_PROBLEM DETAILS_
Please copy out every line of the records below word for word, and leave the pictures out of your copy.

_DATA FOR PROCESSING_
▶

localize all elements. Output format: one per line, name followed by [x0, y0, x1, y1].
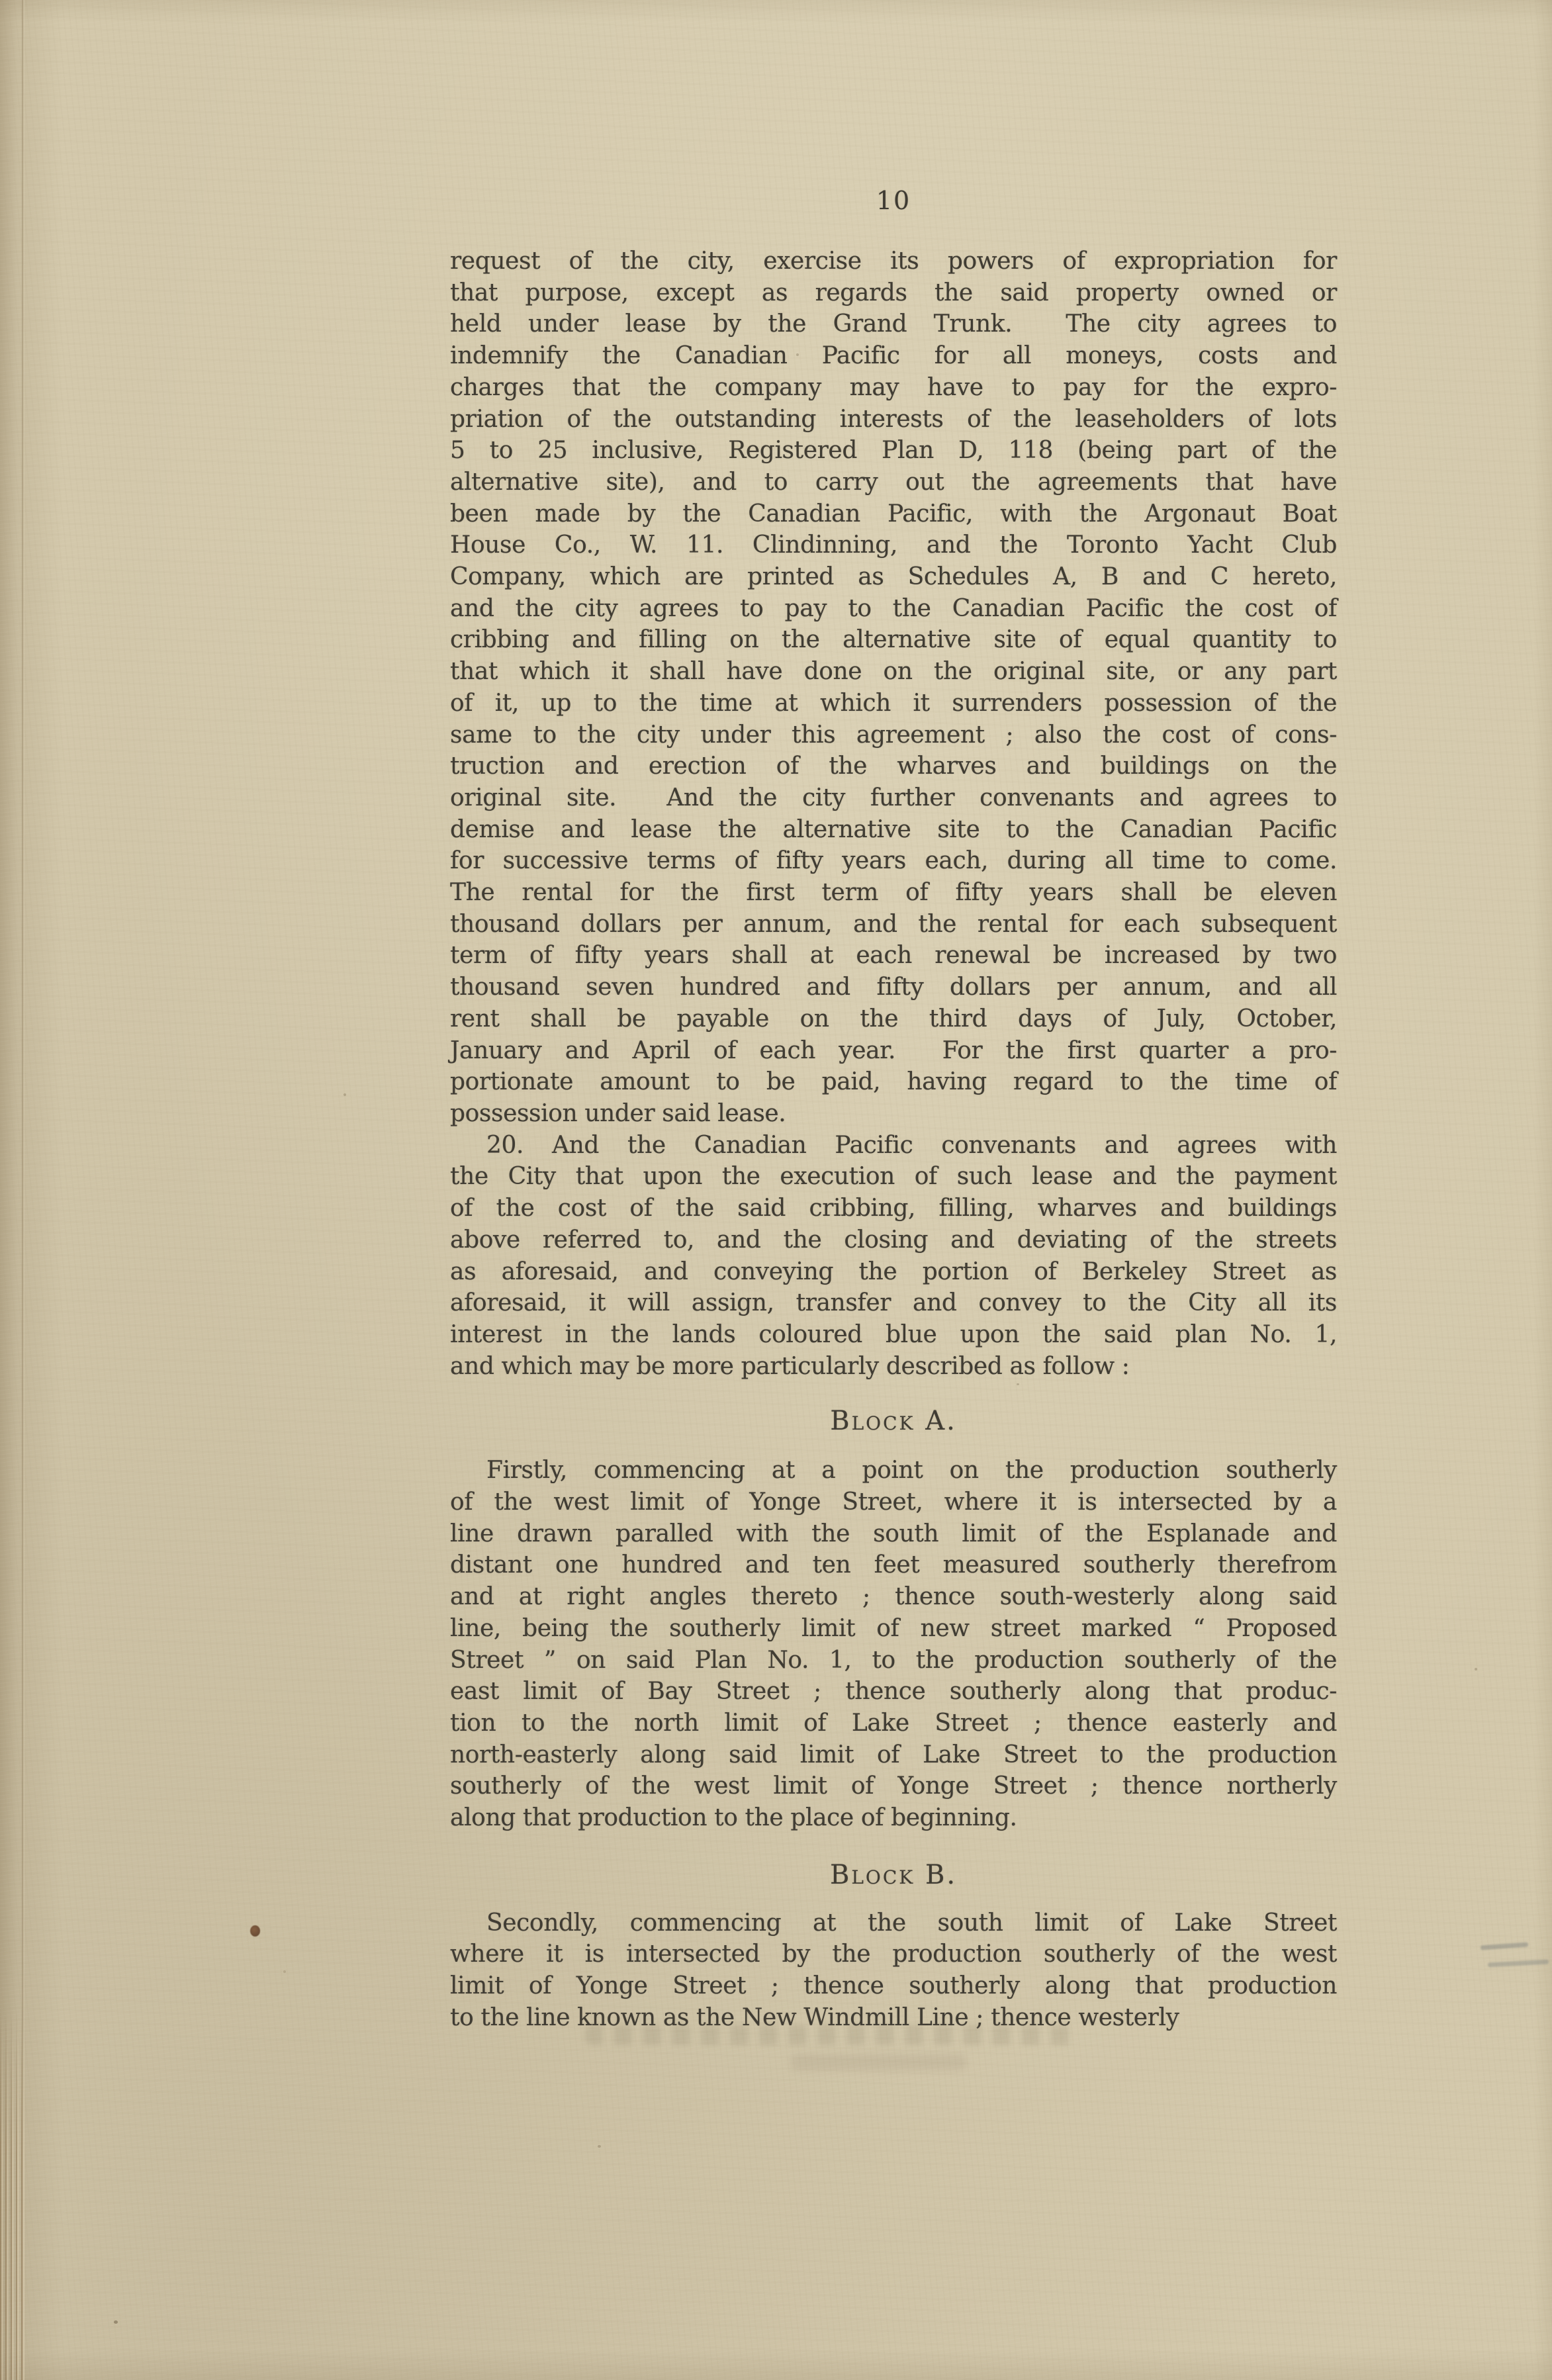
- text-line: line drawn paralled with the south limit…: [450, 1518, 1337, 1550]
- text-line: original site. And the city further conv…: [450, 782, 1337, 814]
- text-line: tion to the north limit of Lake Street ;…: [450, 1708, 1337, 1739]
- section-heading-block-a: Block A.: [450, 1405, 1337, 1437]
- text-line: possession under said lease.: [450, 1098, 1337, 1130]
- text-line: southerly of the west limit of Yonge Str…: [450, 1770, 1337, 1802]
- text-line: January and April of each year. For the …: [450, 1035, 1337, 1067]
- text-line: and which may be more particularly descr…: [450, 1351, 1337, 1383]
- paper-speck: [598, 2145, 601, 2148]
- text-line: charges that the company may have to pay…: [450, 372, 1337, 404]
- showthrough-smudge: [791, 2054, 966, 2070]
- text-line: Firstly, commencing at a point on the pr…: [450, 1455, 1337, 1487]
- text-line: request of the city, exercise its powers…: [450, 246, 1337, 277]
- text-line: limit of Yonge Street ; thence southerly…: [450, 1970, 1337, 2002]
- text-line: line, being the southerly limit of new s…: [450, 1613, 1337, 1645]
- text-line: of the west limit of Yonge Street, where…: [450, 1487, 1337, 1518]
- paper-speck: [1309, 822, 1312, 824]
- text-line: cribbing and filling on the alternative …: [450, 624, 1337, 656]
- paragraph: request of the city, exercise its powers…: [450, 246, 1337, 1130]
- text-line: that which it shall have done on the ori…: [450, 656, 1337, 688]
- book-binding-edge: [0, 2009, 26, 2380]
- text-line: portionate amount to be paid, having reg…: [450, 1066, 1337, 1098]
- text-line: where it is intersected by the productio…: [450, 1939, 1337, 1970]
- paragraph: Secondly, commencing at the south limit …: [450, 1907, 1337, 2034]
- paper-speck: [1475, 1668, 1477, 1671]
- paper-speck: [283, 1970, 286, 1973]
- text-line: alternative site), and to carry out the …: [450, 467, 1337, 498]
- paper-speck: [1017, 1383, 1019, 1385]
- text-line: distant one hundred and ten feet measure…: [450, 1549, 1337, 1581]
- page-number: 10: [450, 186, 1337, 215]
- text-line: rent shall be payable on the third days …: [450, 1003, 1337, 1035]
- text-line: north-easterly along said limit of Lake …: [450, 1739, 1337, 1771]
- text-line: truction and erection of the wharves and…: [450, 751, 1337, 782]
- text-column: request of the city, exercise its powers…: [450, 246, 1337, 2034]
- text-line: 5 to 25 inclusive, Registered Plan D, 11…: [450, 435, 1337, 467]
- paragraph: Firstly, commencing at a point on the pr…: [450, 1455, 1337, 1833]
- paper-speck: [343, 1093, 346, 1096]
- text-line: thousand dollars per annum, and the rent…: [450, 909, 1337, 940]
- text-line: interest in the lands coloured blue upon…: [450, 1319, 1337, 1351]
- text-line: held under lease by the Grand Trunk. The…: [450, 308, 1337, 340]
- ink-spot: [250, 1925, 260, 1937]
- paper-speck: [796, 353, 799, 356]
- text-line: been made by the Canadian Pacific, with …: [450, 498, 1337, 530]
- text-line: the City that upon the execution of such…: [450, 1161, 1337, 1193]
- text-line: thousand seven hundred and fifty dollars…: [450, 972, 1337, 1003]
- text-line: same to the city under this agreement ; …: [450, 719, 1337, 751]
- text-line: east limit of Bay Street ; thence southe…: [450, 1676, 1337, 1708]
- text-line: indemnify the Canadian Pacific for all m…: [450, 340, 1337, 372]
- paper-speck: [114, 2320, 118, 2324]
- text-line: and the city agrees to pay to the Canadi…: [450, 593, 1337, 625]
- text-line: and at right angles thereto ; thence sou…: [450, 1581, 1337, 1613]
- text-line: along that production to the place of be…: [450, 1802, 1337, 1834]
- text-line: for successive terms of fifty years each…: [450, 845, 1337, 877]
- text-line: Secondly, commencing at the south limit …: [450, 1907, 1337, 1939]
- text-line: House Co., W. 11. Clindinning, and the T…: [450, 529, 1337, 561]
- text-line: that purpose, except as regards the said…: [450, 277, 1337, 309]
- text-line: of the cost of the said cribbing, fillin…: [450, 1193, 1337, 1224]
- text-line: priation of the outstanding interests of…: [450, 404, 1337, 435]
- pencil-mark: [1488, 1960, 1549, 1968]
- section-heading-block-b: Block B.: [450, 1859, 1337, 1891]
- pencil-mark: [1481, 1942, 1528, 1950]
- text-line: above referred to, and the closing and d…: [450, 1224, 1337, 1256]
- document-page: 10 request of the city, exercise its pow…: [0, 0, 1552, 2380]
- text-line: The rental for the first term of fifty y…: [450, 877, 1337, 909]
- text-line: as aforesaid, and conveying the portion …: [450, 1256, 1337, 1288]
- text-line: term of fifty years shall at each renewa…: [450, 940, 1337, 972]
- text-line: Company, which are printed as Schedules …: [450, 561, 1337, 593]
- paragraph: 20. And the Canadian Pacific convenants …: [450, 1130, 1337, 1383]
- text-line: 20. And the Canadian Pacific convenants …: [450, 1130, 1337, 1162]
- text-line: Street ” on said Plan No. 1, to the prod…: [450, 1645, 1337, 1676]
- showthrough-smudge: [585, 2025, 1075, 2045]
- text-line: demise and lease the alternative site to…: [450, 814, 1337, 846]
- text-line: aforesaid, it will assign, transfer and …: [450, 1287, 1337, 1319]
- text-line: of it, up to the time at which it surren…: [450, 688, 1337, 719]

◀

_IN RESPONSE_
localize all elements. Output format: one per line, name followed by [x0, y0, x1, y1].
- text-line: line drawn paralled with the south limit…: [450, 1518, 1337, 1550]
- text-line: original site. And the city further conv…: [450, 782, 1337, 814]
- text-line: tion to the north limit of Lake Street ;…: [450, 1708, 1337, 1739]
- section-heading-block-a: Block A.: [450, 1405, 1337, 1437]
- text-line: possession under said lease.: [450, 1098, 1337, 1130]
- text-line: southerly of the west limit of Yonge Str…: [450, 1770, 1337, 1802]
- text-line: January and April of each year. For the …: [450, 1035, 1337, 1067]
- text-line: and which may be more particularly descr…: [450, 1351, 1337, 1383]
- paper-speck: [598, 2145, 601, 2148]
- text-line: charges that the company may have to pay…: [450, 372, 1337, 404]
- showthrough-smudge: [791, 2054, 966, 2070]
- text-line: Firstly, commencing at a point on the pr…: [450, 1455, 1337, 1487]
- text-line: request of the city, exercise its powers…: [450, 246, 1337, 277]
- text-line: limit of Yonge Street ; thence southerly…: [450, 1970, 1337, 2002]
- text-line: line, being the southerly limit of new s…: [450, 1613, 1337, 1645]
- text-line: of the west limit of Yonge Street, where…: [450, 1487, 1337, 1518]
- paper-speck: [1309, 822, 1312, 824]
- text-line: cribbing and filling on the alternative …: [450, 624, 1337, 656]
- paragraph: request of the city, exercise its powers…: [450, 246, 1337, 1130]
- text-line: that which it shall have done on the ori…: [450, 656, 1337, 688]
- book-binding-edge: [0, 2009, 26, 2380]
- text-line: portionate amount to be paid, having reg…: [450, 1066, 1337, 1098]
- text-line: where it is intersected by the productio…: [450, 1939, 1337, 1970]
- paragraph: Secondly, commencing at the south limit …: [450, 1907, 1337, 2034]
- paper-speck: [1475, 1668, 1477, 1671]
- paper-speck: [283, 1970, 286, 1973]
- text-line: alternative site), and to carry out the …: [450, 467, 1337, 498]
- paper-speck: [1017, 1383, 1019, 1385]
- text-line: distant one hundred and ten feet measure…: [450, 1549, 1337, 1581]
- page-number: 10: [450, 186, 1337, 215]
- text-line: rent shall be payable on the third days …: [450, 1003, 1337, 1035]
- text-line: north-easterly along said limit of Lake …: [450, 1739, 1337, 1771]
- text-line: truction and erection of the wharves and…: [450, 751, 1337, 782]
- text-column: request of the city, exercise its powers…: [450, 246, 1337, 2034]
- text-line: 5 to 25 inclusive, Registered Plan D, 11…: [450, 435, 1337, 467]
- paragraph: Firstly, commencing at a point on the pr…: [450, 1455, 1337, 1833]
- paper-speck: [343, 1093, 346, 1096]
- text-line: thousand dollars per annum, and the rent…: [450, 909, 1337, 940]
- text-line: interest in the lands coloured blue upon…: [450, 1319, 1337, 1351]
- text-line: held under lease by the Grand Trunk. The…: [450, 308, 1337, 340]
- ink-spot: [250, 1925, 260, 1937]
- paper-speck: [796, 353, 799, 356]
- text-line: been made by the Canadian Pacific, with …: [450, 498, 1337, 530]
- text-line: the City that upon the execution of such…: [450, 1161, 1337, 1193]
- text-line: thousand seven hundred and fifty dollars…: [450, 972, 1337, 1003]
- text-line: same to the city under this agreement ; …: [450, 719, 1337, 751]
- text-line: east limit of Bay Street ; thence southe…: [450, 1676, 1337, 1708]
- text-line: indemnify the Canadian Pacific for all m…: [450, 340, 1337, 372]
- paper-speck: [114, 2320, 118, 2324]
- text-line: and the city agrees to pay to the Canadi…: [450, 593, 1337, 625]
- text-line: and at right angles thereto ; thence sou…: [450, 1581, 1337, 1613]
- text-line: along that production to the place of be…: [450, 1802, 1337, 1834]
- text-line: for successive terms of fifty years each…: [450, 845, 1337, 877]
- text-line: Secondly, commencing at the south limit …: [450, 1907, 1337, 1939]
- text-line: House Co., W. 11. Clindinning, and the T…: [450, 529, 1337, 561]
- text-line: that purpose, except as regards the said…: [450, 277, 1337, 309]
- text-line: of the cost of the said cribbing, fillin…: [450, 1193, 1337, 1224]
- text-line: priation of the outstanding interests of…: [450, 404, 1337, 435]
- pencil-mark: [1488, 1960, 1549, 1968]
- section-heading-block-b: Block B.: [450, 1859, 1337, 1891]
- pencil-mark: [1481, 1942, 1528, 1950]
- text-line: above referred to, and the closing and d…: [450, 1224, 1337, 1256]
- document-page: 10 request of the city, exercise its pow…: [0, 0, 1552, 2380]
- text-line: The rental for the first term of fifty y…: [450, 877, 1337, 909]
- text-line: as aforesaid, and conveying the portion …: [450, 1256, 1337, 1288]
- text-line: term of fifty years shall at each renewa…: [450, 940, 1337, 972]
- text-line: Company, which are printed as Schedules …: [450, 561, 1337, 593]
- paragraph: 20. And the Canadian Pacific convenants …: [450, 1130, 1337, 1383]
- text-line: 20. And the Canadian Pacific convenants …: [450, 1130, 1337, 1162]
- text-line: Street ” on said Plan No. 1, to the prod…: [450, 1645, 1337, 1676]
- showthrough-smudge: [585, 2025, 1075, 2045]
- text-line: demise and lease the alternative site to…: [450, 814, 1337, 846]
- text-line: aforesaid, it will assign, transfer and …: [450, 1287, 1337, 1319]
- text-line: of it, up to the time at which it surren…: [450, 688, 1337, 719]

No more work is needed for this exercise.